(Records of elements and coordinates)
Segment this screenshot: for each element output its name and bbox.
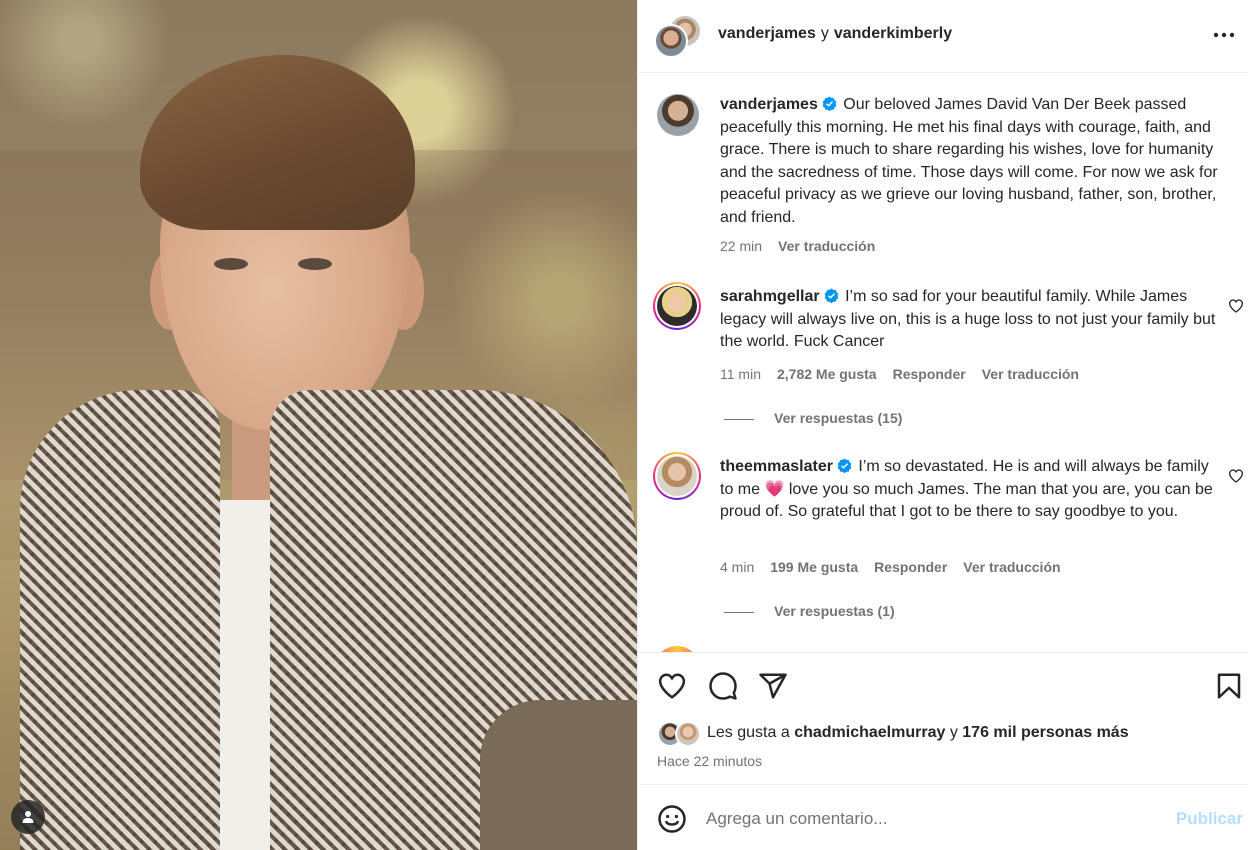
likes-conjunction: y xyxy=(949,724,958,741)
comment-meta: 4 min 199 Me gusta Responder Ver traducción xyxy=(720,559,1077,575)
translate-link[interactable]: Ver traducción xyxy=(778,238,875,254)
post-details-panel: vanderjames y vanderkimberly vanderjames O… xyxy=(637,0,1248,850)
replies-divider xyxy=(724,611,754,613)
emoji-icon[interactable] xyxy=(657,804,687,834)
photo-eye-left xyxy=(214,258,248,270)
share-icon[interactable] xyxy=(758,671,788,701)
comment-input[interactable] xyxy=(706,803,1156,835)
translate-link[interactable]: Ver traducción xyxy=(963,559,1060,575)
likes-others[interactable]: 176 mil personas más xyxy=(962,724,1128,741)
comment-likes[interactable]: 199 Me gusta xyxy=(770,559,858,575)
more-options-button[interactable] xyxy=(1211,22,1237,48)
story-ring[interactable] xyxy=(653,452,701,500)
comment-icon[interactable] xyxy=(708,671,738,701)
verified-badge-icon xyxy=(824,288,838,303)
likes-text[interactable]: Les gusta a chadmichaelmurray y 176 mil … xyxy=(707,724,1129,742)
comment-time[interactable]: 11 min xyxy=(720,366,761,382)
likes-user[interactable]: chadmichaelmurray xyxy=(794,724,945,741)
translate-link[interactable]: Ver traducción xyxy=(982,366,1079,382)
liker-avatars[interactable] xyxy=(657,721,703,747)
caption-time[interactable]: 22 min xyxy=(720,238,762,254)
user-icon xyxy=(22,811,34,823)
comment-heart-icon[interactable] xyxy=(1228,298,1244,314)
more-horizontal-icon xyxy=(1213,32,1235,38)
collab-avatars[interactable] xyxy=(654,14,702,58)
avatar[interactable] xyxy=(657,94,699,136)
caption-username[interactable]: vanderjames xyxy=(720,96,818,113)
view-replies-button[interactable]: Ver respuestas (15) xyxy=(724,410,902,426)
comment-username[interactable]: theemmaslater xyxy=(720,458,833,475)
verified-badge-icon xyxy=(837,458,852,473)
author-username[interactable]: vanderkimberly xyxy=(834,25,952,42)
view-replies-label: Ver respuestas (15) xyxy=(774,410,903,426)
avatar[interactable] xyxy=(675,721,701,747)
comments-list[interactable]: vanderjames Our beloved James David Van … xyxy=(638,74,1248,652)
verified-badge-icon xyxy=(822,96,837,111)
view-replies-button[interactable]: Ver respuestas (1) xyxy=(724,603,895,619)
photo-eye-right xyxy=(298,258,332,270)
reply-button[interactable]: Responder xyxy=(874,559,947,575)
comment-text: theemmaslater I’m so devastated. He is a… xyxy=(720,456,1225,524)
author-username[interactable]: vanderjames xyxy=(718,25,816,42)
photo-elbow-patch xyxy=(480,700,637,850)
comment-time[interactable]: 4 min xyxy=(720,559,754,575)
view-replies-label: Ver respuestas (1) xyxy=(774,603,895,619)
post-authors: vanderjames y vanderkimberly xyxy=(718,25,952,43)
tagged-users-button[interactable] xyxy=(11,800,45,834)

→ **Task instructions**:
Can you write out every one of these lines word for word, omitting the picture?

→ **Written answer**:
Segment this screenshot: for each element output its name and bbox.
likes-conjunction: y xyxy=(949,724,958,741)
comment-meta: 4 min 199 Me gusta Responder Ver traducción xyxy=(720,559,1077,575)
translate-link[interactable]: Ver traducción xyxy=(778,238,875,254)
post-details-panel: vanderjames y vanderkimberly vanderjames O… xyxy=(637,0,1248,850)
replies-divider xyxy=(724,611,754,613)
emoji-icon[interactable] xyxy=(657,804,687,834)
photo-eye-left xyxy=(214,258,248,270)
share-icon[interactable] xyxy=(758,671,788,701)
comment-input[interactable] xyxy=(706,803,1156,835)
translate-link[interactable]: Ver traducción xyxy=(963,559,1060,575)
likes-others[interactable]: 176 mil personas más xyxy=(962,724,1128,741)
comment-likes[interactable]: 199 Me gusta xyxy=(770,559,858,575)
more-options-button[interactable] xyxy=(1211,22,1237,48)
story-ring[interactable] xyxy=(653,452,701,500)
comment-icon[interactable] xyxy=(708,671,738,701)
verified-badge-icon xyxy=(824,288,838,303)
likes-text[interactable]: Les gusta a chadmichaelmurray y 176 mil … xyxy=(707,724,1129,742)
comment-time[interactable]: 11 min xyxy=(720,366,761,382)
likes-user[interactable]: chadmichaelmurray xyxy=(794,724,945,741)
translate-link[interactable]: Ver traducción xyxy=(982,366,1079,382)
liker-avatars[interactable] xyxy=(657,721,703,747)
caption-time[interactable]: 22 min xyxy=(720,238,762,254)
user-icon xyxy=(22,811,34,823)
comment-heart-icon[interactable] xyxy=(1228,298,1244,314)
more-horizontal-icon xyxy=(1213,32,1235,38)
collab-avatars[interactable] xyxy=(654,14,702,58)
avatar[interactable] xyxy=(657,94,699,136)
caption-username[interactable]: vanderjames xyxy=(720,96,818,113)
view-replies-button[interactable]: Ver respuestas (15) xyxy=(724,410,902,426)
comment-username[interactable]: theemmaslater xyxy=(720,458,833,475)
verified-badge-icon xyxy=(837,458,852,473)
author-username[interactable]: vanderkimberly xyxy=(834,25,952,42)
view-replies-label: Ver respuestas (15) xyxy=(774,410,903,426)
avatar[interactable] xyxy=(675,721,701,747)
comments-list[interactable]: vanderjames Our beloved James David Van … xyxy=(638,74,1248,652)
verified-badge-icon xyxy=(822,96,837,111)
view-replies-button[interactable]: Ver respuestas (1) xyxy=(724,603,895,619)
photo-eye-right xyxy=(298,258,332,270)
reply-button[interactable]: Responder xyxy=(874,559,947,575)
comment-text: theemmaslater I’m so devastated. He is a… xyxy=(720,456,1225,524)
author-username[interactable]: vanderjames xyxy=(718,25,816,42)
photo-elbow-patch xyxy=(480,700,637,850)
comment-time[interactable]: 4 min xyxy=(720,559,754,575)
view-replies-label: Ver respuestas (1) xyxy=(774,603,895,619)
post-authors: vanderjames y vanderkimberly xyxy=(718,25,952,43)
tagged-users-button[interactable] xyxy=(11,800,45,834)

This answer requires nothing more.